* [Instruction]:
Extract and list every line that contains the word "Gender".
|---|
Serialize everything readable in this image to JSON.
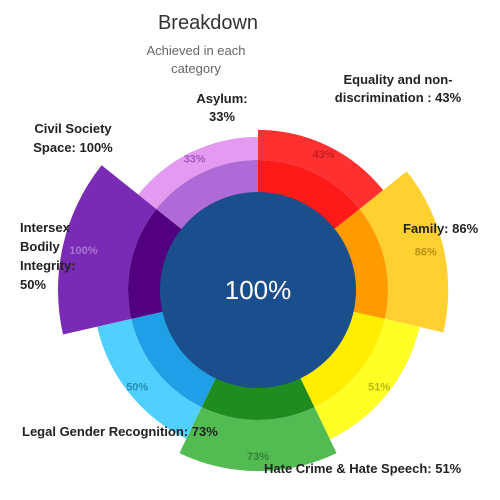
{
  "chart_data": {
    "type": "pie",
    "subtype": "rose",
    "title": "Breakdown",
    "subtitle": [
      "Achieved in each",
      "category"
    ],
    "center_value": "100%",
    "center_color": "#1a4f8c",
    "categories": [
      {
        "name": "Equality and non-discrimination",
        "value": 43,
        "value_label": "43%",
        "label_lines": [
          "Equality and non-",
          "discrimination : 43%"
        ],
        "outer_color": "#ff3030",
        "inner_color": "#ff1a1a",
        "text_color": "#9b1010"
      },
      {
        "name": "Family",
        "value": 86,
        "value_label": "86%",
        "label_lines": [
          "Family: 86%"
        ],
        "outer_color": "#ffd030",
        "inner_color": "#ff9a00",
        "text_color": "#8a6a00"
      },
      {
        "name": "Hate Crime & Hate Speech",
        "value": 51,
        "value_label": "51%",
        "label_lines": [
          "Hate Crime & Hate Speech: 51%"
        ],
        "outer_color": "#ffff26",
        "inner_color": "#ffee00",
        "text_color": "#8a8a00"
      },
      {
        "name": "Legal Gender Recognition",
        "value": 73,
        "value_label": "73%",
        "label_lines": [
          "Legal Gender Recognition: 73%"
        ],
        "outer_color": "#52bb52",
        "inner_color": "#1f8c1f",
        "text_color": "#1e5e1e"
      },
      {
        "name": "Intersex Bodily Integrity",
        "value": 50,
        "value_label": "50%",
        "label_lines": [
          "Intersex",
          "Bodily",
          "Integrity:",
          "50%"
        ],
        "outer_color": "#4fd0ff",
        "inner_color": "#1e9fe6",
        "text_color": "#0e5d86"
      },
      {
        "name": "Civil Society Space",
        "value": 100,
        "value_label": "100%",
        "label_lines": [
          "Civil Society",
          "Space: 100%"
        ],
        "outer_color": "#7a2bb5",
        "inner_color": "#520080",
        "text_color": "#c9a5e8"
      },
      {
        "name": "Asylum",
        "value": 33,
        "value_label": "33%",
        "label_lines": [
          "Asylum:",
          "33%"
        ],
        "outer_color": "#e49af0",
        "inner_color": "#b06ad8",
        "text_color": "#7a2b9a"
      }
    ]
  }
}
|---|
* [Solution to this problem]:
        "name": "Legal Gender Recognition",
          "Legal Gender Recognition: 73%"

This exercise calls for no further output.